[Saved entries]
•••

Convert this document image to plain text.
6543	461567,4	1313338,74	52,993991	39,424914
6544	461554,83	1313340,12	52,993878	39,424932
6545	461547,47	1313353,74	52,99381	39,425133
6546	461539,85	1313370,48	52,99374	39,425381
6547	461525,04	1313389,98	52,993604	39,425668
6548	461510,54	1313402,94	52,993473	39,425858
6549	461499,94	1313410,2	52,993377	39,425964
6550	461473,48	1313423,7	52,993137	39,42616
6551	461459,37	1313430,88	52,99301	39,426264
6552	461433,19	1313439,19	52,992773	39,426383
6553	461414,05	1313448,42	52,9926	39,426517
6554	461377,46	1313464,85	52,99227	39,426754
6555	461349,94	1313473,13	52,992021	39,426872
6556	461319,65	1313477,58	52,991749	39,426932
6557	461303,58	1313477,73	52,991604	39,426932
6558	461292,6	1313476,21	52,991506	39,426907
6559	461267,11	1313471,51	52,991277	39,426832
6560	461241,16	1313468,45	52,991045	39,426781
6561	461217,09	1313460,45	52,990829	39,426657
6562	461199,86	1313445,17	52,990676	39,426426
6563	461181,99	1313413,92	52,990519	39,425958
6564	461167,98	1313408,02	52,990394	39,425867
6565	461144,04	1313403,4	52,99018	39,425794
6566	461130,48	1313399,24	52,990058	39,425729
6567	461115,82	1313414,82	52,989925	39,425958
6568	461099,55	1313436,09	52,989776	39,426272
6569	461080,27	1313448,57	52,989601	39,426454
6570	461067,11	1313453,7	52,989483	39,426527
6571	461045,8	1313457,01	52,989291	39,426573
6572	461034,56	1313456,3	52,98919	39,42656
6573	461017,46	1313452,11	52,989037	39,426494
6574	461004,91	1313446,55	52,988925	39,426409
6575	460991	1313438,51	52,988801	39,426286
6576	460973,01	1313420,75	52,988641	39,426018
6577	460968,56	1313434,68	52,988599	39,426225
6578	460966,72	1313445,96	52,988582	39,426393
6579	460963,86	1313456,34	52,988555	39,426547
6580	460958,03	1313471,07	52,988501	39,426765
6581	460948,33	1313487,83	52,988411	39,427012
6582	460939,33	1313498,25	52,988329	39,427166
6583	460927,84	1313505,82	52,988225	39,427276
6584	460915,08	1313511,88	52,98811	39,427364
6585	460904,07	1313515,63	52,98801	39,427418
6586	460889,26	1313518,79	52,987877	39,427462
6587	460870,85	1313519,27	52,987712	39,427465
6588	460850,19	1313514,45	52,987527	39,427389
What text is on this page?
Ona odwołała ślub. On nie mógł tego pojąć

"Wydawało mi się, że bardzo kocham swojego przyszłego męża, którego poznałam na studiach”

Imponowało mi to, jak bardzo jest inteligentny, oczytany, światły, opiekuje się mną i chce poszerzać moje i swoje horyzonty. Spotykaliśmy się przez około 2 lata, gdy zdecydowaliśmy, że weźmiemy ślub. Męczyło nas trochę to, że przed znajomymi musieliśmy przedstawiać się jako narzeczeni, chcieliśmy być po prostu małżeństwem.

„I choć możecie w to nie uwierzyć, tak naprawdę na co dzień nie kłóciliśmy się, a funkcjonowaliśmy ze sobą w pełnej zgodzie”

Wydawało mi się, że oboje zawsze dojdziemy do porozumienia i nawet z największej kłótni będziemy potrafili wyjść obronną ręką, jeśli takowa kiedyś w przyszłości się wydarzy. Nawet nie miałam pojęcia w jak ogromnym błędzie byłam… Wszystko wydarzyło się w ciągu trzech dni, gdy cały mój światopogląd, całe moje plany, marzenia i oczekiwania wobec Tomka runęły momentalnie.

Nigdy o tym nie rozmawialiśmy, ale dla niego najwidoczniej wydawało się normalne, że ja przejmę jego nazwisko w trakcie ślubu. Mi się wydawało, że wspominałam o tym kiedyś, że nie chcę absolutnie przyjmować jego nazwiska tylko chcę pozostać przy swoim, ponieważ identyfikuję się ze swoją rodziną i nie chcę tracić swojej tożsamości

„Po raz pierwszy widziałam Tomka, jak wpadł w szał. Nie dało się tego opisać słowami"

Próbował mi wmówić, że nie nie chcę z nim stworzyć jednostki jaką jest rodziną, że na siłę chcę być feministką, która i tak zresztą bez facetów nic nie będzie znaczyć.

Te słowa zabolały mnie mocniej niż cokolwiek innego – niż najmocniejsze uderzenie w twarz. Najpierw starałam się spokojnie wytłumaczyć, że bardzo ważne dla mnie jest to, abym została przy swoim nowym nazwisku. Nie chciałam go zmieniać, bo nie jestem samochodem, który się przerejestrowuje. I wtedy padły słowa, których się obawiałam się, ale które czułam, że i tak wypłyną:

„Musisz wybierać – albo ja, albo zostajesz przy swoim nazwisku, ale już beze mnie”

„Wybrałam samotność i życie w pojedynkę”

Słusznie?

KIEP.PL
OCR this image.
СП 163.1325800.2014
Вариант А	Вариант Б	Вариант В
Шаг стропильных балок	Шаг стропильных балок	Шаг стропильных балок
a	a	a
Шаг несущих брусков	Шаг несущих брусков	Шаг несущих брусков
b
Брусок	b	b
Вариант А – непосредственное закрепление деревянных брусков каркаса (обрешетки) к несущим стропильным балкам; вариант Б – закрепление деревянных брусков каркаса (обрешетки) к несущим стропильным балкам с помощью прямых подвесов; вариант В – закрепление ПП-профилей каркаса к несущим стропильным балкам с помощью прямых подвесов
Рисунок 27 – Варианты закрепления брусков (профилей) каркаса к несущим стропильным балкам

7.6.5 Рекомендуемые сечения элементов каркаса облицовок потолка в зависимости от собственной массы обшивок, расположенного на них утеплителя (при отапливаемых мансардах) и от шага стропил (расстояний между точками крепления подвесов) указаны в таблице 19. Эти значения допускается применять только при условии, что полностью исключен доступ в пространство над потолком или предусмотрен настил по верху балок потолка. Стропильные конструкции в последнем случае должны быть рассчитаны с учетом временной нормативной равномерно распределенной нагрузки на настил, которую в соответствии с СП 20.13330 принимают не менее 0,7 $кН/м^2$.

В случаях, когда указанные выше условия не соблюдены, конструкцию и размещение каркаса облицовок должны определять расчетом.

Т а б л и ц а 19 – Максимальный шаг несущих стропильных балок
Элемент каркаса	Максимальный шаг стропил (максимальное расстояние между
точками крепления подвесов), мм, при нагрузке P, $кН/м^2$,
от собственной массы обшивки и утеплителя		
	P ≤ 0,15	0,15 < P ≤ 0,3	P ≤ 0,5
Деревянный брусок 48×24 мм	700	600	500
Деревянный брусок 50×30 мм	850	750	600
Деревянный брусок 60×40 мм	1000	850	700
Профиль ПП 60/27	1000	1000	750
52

•••

## Problem requirements
Extract, exactly as they appear, the lines from the one containing "OCR this image." through the final line.

## Correct result
OCR this image.
СП 163.1325800.2014
Вариант А	Вариант Б	Вариант В
Шаг стропильных балок	Шаг стропильных балок	Шаг стропильных балок
a	a	a
Шаг несущих брусков	Шаг несущих брусков	Шаг несущих брусков
b
Брусок	b	b
Вариант А – непосредственное закрепление деревянных брусков каркаса (обрешетки) к несущим стропильным балкам; вариант Б – закрепление деревянных брусков каркаса (обрешетки) к несущим стропильным балкам с помощью прямых подвесов; вариант В – закрепление ПП-профилей каркаса к несущим стропильным балкам с помощью прямых подвесов
Рисунок 27 – Варианты закрепления брусков (профилей) каркаса к несущим стропильным балкам

7.6.5 Рекомендуемые сечения элементов каркаса облицовок потолка в зависимости от собственной массы обшивок, расположенного на них утеплителя (при отапливаемых мансардах) и от шага стропил (расстояний между точками крепления подвесов) указаны в таблице 19. Эти значения допускается применять только при условии, что полностью исключен доступ в пространство над потолком или предусмотрен настил по верху балок потолка. Стропильные конструкции в последнем случае должны быть рассчитаны с учетом временной нормативной равномерно распределенной нагрузки на настил, которую в соответствии с СП 20.13330 принимают не менее 0,7 $кН/м^2$.

В случаях, когда указанные выше условия не соблюдены, конструкцию и размещение каркаса облицовок должны определять расчетом.

Т а б л и ц а 19 – Максимальный шаг несущих стропильных балок
Элемент каркаса	Максимальный шаг стропил (максимальное расстояние между
точками крепления подвесов), мм, при нагрузке P, $кН/м^2$,
от собственной массы обшивки и утеплителя		
	P ≤ 0,15	0,15 < P ≤ 0,3	P ≤ 0,5
Деревянный брусок 48×24 мм	700	600	500
Деревянный брусок 50×30 мм	850	750	600
Деревянный брусок 60×40 мм	1000	850	700
Профиль ПП 60/27	1000	1000	750
52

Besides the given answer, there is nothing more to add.